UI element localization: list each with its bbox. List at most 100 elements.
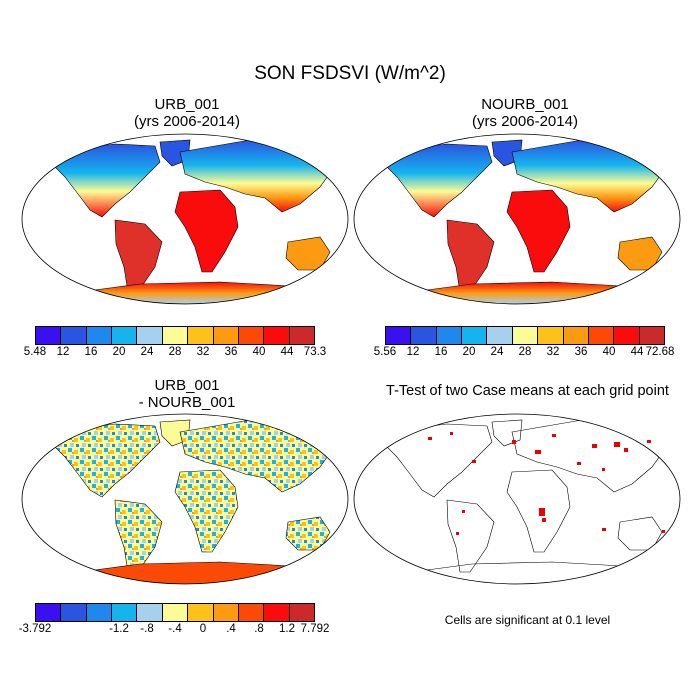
continent-africa (174, 189, 239, 273)
panel-title-diff-line1: URB_001 (154, 377, 220, 394)
significant-cells (428, 432, 665, 535)
colorbar-urb-label: 24 (140, 346, 154, 358)
continent-africa (506, 189, 571, 273)
colorbar-urb-label: 73.3 (303, 346, 327, 358)
colorbar-urb-swatch (137, 327, 163, 344)
colorbar-urb-swatch (162, 327, 189, 344)
colorbar-nourb-label: 72.68 (645, 346, 675, 358)
colorbar-diff-label: .8 (254, 623, 264, 635)
outline-africa (506, 469, 571, 553)
colorbar-urb-label: 16 (84, 346, 98, 358)
colorbar-nourb-swatch (411, 327, 437, 344)
continent-antarctica (58, 561, 331, 584)
map-diff (21, 413, 349, 585)
colorbar-nourb-swatch (462, 327, 488, 344)
panel-title-ttest: T-Test of two Case means at each grid po… (355, 383, 700, 400)
colorbar-nourb-swatch (614, 327, 640, 344)
colorbar-urb-label: 36 (224, 346, 238, 358)
colorbar-nourb-label: 40 (602, 346, 616, 358)
continent-africa (174, 469, 239, 553)
colorbar-diff-label: .4 (226, 623, 236, 635)
colorbar-urb-label: 20 (112, 346, 126, 358)
colorbar-diff-swatch (36, 604, 62, 621)
colorbar-nourb-label: 32 (546, 346, 560, 358)
colorbar-nourb-label: 36 (574, 346, 588, 358)
colorbar-nourb-label: 12 (406, 346, 420, 358)
map-ttest (353, 413, 681, 585)
figure-title: SON FSDSVI (W/m^2) (254, 63, 446, 84)
continent-south-america (446, 219, 495, 293)
colorbar-diff-swatch (112, 604, 138, 621)
colorbar-diff-swatch (61, 604, 87, 621)
colorbar-nourb-label: 16 (434, 346, 448, 358)
colorbar-diff (35, 603, 315, 622)
colorbar-diff-swatch (213, 604, 239, 621)
colorbar-urb-label: 32 (196, 346, 210, 358)
panel-title-urb-line1: URB_001 (154, 96, 220, 113)
panel-title-nourb-line1: NOURB_001 (481, 96, 569, 113)
colorbar-urb-swatch (86, 327, 113, 344)
colorbar-diff-swatch (289, 604, 314, 621)
colorbar-urb-label: 5.48 (23, 346, 47, 358)
colorbar-nourb-label: 44 (630, 346, 644, 358)
map-urb (21, 133, 349, 305)
colorbar-nourb-swatch (487, 327, 513, 344)
colorbar-diff-swatch (238, 604, 265, 621)
colorbar-nourb (385, 326, 665, 345)
colorbar-diff-label: 1.2 (279, 623, 295, 635)
colorbar-diff-label: 7.792 (300, 623, 330, 635)
colorbar-urb-swatch (36, 327, 62, 344)
colorbar-urb-label: 28 (168, 346, 182, 358)
colorbar-nourb-swatch (563, 327, 589, 344)
panel-title-urb-line2: (yrs 2006-2014) (134, 113, 240, 130)
colorbar-nourb-swatch (639, 327, 664, 344)
colorbar-diff-label: -.8 (140, 623, 154, 635)
continent-australia (617, 236, 663, 271)
colorbar-diff-label: -.4 (168, 623, 182, 635)
continent-south-america (114, 219, 163, 293)
panel-title-diff: URB_001 - NOURB_001 (62, 377, 312, 411)
colorbar-nourb-swatch (386, 327, 412, 344)
continent-north-america (49, 143, 161, 218)
colorbar-urb-swatch (61, 327, 87, 344)
outline-eurasia (511, 419, 671, 493)
colorbar-diff-label: 0 (199, 623, 207, 635)
colorbar-urb-swatch (289, 327, 314, 344)
colorbar-diff-swatch (188, 604, 214, 621)
colorbar-diff-swatch (264, 604, 290, 621)
continent-antarctica (58, 281, 331, 304)
colorbar-nourb-swatch (538, 327, 564, 344)
colorbar-urb-label: 40 (252, 346, 266, 358)
panel-title-diff-line2: - NOURB_001 (138, 394, 236, 411)
colorbar-urb-swatch (264, 327, 290, 344)
panel-title-ttest-line1: T-Test of two Case means at each grid po… (386, 383, 669, 399)
colorbar-nourb-label: 20 (462, 346, 476, 358)
significance-note: Cells are significant at 0.1 level (444, 613, 611, 627)
colorbar-urb-swatch (213, 327, 239, 344)
continent-australia (285, 236, 331, 271)
outline-greenland (491, 419, 523, 447)
continent-australia (285, 516, 331, 551)
outline-north-america (381, 423, 493, 498)
colorbar-nourb-label: 24 (490, 346, 504, 358)
continent-north-america (49, 423, 161, 498)
colorbar-nourb-swatch (588, 327, 615, 344)
colorbar-diff-labels: -3.792 -1.2 -.8 -.4 0 .4 .8 1.2 7.792 (19, 623, 330, 639)
colorbar-urb (35, 326, 315, 345)
colorbar-urb-swatch (188, 327, 214, 344)
colorbar-urb-label: 44 (280, 346, 294, 358)
colorbar-urb-labels: 5.48 12 16 20 24 28 32 36 40 44 73.3 (24, 346, 326, 362)
colorbar-nourb-label: 5.56 (373, 346, 397, 358)
outline-south-america (446, 499, 495, 573)
panel-title-nourb-line2: (yrs 2006-2014) (472, 113, 578, 130)
colorbar-diff-swatch (137, 604, 163, 621)
colorbar-diff-label: -3.792 (18, 623, 52, 635)
colorbar-urb-swatch (112, 327, 138, 344)
map-nourb (353, 133, 681, 305)
outline-antarctica (390, 561, 663, 584)
colorbar-nourb-swatch (436, 327, 463, 344)
panel-title-nourb: NOURB_001 (yrs 2006-2014) (400, 96, 650, 130)
colorbar-nourb-swatch (512, 327, 539, 344)
continent-south-america (114, 499, 163, 573)
colorbar-urb-label: 12 (56, 346, 70, 358)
::::::::
:: DESCRIPTION OF THE TASK ::
Return each line of the preceding material in which "means" can be found.

:: SOLUTION TO THE PROBLEM ::
panel-title-ttest: T-Test of two Case means at each grid po… (355, 383, 700, 400)
panel-title-ttest-line1: T-Test of two Case means at each grid po… (386, 383, 669, 399)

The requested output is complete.